#### [Stored dataset items]
▼▼▼

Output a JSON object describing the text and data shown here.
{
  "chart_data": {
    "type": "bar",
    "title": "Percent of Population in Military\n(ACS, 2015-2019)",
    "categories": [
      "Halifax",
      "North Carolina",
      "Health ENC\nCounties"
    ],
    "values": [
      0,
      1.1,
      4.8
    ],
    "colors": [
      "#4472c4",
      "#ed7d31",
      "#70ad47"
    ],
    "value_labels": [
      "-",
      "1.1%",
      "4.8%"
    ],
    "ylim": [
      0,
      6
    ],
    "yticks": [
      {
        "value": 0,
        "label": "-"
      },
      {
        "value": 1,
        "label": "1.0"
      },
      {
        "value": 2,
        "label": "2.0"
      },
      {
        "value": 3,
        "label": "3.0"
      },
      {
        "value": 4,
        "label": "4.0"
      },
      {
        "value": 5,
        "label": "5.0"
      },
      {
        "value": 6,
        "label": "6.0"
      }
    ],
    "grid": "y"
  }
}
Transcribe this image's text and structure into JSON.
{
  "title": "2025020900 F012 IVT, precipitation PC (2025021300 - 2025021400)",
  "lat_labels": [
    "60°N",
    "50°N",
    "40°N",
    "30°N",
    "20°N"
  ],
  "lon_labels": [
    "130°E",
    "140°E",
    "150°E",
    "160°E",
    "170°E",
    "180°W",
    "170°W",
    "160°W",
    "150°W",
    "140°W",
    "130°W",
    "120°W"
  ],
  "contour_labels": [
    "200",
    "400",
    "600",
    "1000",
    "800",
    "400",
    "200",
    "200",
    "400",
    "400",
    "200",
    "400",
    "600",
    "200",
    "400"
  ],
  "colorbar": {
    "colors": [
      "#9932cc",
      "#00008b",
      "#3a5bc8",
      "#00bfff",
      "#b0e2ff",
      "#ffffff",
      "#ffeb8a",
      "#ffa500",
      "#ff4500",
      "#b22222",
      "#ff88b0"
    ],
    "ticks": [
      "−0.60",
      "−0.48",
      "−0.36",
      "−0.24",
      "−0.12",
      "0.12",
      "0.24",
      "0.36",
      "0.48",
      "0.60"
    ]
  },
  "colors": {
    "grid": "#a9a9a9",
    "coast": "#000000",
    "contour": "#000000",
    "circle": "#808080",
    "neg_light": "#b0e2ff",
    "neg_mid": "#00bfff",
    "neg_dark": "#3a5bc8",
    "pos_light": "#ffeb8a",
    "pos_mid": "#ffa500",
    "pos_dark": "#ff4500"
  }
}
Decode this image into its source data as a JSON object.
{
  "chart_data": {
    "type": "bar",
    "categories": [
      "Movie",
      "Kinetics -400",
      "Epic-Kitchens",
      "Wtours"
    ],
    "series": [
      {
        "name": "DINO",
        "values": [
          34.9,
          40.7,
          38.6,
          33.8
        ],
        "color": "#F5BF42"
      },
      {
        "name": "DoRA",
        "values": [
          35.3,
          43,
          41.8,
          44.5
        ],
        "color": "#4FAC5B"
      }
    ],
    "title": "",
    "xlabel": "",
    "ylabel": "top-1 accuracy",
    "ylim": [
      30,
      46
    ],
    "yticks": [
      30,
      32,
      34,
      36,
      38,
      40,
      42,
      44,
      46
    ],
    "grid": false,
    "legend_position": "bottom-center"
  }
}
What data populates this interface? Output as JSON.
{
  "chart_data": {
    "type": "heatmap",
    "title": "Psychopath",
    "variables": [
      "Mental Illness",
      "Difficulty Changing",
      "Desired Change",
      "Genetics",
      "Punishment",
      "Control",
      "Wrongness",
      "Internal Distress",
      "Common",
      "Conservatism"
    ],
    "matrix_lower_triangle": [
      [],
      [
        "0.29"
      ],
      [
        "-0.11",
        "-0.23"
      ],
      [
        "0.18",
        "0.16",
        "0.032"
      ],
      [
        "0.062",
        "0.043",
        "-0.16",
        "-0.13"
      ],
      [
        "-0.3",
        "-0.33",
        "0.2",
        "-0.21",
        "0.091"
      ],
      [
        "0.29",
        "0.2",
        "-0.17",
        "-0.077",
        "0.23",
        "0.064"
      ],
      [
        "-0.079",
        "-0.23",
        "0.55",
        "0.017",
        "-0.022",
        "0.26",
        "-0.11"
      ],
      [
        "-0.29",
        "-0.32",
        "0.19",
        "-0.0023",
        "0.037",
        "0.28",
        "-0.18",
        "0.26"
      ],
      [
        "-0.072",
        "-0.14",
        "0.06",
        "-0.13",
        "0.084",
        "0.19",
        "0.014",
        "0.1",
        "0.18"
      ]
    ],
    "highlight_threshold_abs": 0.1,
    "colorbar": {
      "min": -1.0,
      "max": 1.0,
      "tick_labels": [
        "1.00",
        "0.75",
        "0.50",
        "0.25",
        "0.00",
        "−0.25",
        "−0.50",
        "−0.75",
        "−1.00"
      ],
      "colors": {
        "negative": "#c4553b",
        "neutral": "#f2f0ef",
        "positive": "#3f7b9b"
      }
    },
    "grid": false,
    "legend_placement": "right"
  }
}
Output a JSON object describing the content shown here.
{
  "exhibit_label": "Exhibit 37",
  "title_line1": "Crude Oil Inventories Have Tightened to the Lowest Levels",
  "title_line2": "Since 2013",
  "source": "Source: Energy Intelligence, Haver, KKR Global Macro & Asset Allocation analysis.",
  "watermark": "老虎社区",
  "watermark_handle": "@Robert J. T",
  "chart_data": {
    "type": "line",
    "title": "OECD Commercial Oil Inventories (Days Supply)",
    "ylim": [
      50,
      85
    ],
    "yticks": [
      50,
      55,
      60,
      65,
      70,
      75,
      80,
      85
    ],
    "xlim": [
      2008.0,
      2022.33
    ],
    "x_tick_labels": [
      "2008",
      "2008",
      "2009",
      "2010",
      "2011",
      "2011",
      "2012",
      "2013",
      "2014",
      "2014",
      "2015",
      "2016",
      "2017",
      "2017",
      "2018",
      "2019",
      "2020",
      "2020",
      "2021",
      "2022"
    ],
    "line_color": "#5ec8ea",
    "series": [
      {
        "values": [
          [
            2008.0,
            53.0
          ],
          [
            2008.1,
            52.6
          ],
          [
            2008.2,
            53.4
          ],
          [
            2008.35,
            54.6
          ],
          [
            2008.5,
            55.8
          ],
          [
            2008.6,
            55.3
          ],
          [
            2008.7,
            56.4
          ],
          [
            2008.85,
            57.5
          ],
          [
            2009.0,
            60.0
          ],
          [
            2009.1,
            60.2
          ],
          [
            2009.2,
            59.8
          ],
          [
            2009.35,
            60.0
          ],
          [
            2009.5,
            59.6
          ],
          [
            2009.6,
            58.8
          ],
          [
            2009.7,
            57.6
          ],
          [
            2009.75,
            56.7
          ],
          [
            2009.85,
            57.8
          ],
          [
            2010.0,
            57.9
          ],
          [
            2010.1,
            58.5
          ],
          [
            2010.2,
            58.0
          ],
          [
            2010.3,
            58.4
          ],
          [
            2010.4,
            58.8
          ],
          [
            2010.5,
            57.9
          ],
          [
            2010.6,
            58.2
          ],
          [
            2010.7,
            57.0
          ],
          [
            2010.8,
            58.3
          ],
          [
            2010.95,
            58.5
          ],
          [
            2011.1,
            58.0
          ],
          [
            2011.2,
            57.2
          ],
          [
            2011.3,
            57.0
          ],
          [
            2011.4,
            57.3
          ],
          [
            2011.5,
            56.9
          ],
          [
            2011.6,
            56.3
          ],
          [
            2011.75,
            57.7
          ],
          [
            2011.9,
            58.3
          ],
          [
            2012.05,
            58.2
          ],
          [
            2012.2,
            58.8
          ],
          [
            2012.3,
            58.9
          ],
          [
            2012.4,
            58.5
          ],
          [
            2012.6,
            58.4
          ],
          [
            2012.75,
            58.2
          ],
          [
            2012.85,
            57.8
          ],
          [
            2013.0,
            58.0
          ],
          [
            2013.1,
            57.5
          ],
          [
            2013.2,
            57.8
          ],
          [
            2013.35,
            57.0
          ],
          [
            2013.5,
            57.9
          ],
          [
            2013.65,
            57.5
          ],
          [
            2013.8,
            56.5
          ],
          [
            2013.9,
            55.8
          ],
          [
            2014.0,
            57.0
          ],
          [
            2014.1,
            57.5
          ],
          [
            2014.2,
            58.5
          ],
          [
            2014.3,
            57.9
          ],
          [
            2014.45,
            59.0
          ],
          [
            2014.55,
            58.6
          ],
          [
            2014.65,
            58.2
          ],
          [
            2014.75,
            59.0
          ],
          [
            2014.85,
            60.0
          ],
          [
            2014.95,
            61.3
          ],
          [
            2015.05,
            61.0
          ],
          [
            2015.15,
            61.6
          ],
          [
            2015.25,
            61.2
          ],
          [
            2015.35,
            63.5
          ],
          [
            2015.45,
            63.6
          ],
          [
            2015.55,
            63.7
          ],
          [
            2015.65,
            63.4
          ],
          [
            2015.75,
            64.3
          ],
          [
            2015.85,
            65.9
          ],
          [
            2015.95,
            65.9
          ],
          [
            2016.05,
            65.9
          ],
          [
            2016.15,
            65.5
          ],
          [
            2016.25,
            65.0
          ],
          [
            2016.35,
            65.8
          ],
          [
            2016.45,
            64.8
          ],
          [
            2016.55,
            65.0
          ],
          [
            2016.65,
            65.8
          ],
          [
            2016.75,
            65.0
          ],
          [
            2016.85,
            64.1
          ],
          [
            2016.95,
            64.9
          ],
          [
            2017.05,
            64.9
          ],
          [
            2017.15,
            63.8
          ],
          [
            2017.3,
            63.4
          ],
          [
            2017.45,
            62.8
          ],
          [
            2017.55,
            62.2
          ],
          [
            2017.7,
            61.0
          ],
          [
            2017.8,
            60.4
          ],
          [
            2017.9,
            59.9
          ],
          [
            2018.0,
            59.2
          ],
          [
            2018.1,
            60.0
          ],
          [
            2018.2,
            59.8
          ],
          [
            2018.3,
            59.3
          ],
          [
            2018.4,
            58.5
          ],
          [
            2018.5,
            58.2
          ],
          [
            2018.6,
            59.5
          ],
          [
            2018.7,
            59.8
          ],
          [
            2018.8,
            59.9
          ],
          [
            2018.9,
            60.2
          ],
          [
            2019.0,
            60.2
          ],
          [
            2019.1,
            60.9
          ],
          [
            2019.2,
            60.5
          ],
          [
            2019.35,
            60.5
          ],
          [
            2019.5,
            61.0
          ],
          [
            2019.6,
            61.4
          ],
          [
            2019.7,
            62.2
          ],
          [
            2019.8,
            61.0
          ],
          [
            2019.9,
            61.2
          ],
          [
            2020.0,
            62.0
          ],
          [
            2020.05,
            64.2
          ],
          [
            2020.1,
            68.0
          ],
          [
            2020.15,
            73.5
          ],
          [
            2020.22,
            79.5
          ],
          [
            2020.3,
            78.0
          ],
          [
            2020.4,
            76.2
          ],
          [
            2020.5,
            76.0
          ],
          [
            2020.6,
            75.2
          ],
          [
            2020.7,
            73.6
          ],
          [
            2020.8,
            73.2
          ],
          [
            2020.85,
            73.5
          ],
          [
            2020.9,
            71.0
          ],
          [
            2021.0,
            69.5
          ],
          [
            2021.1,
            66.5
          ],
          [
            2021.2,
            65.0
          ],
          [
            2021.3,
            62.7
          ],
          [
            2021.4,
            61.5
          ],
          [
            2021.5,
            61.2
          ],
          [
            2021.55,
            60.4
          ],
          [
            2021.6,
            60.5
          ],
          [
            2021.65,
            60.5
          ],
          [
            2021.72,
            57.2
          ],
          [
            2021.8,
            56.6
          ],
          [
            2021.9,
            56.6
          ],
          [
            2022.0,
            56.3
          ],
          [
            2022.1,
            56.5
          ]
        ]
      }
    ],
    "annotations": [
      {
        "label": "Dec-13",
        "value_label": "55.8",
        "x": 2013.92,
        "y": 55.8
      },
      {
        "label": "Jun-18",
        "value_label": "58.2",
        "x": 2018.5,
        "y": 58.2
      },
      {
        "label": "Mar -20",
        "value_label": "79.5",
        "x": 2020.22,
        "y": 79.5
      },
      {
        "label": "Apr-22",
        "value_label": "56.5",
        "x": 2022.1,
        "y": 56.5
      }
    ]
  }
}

▲▲▲

#### [EXERCISE INSTRUCTIONS]
Gather from the data above every line with the string "JSON".

#### [REPLY]
Output a JSON object describing the text and data shown here.
Transcribe this image's text and structure into JSON.
Decode this image into its source data as a JSON object.
What data populates this interface? Output as JSON.
Output a JSON object describing the content shown here.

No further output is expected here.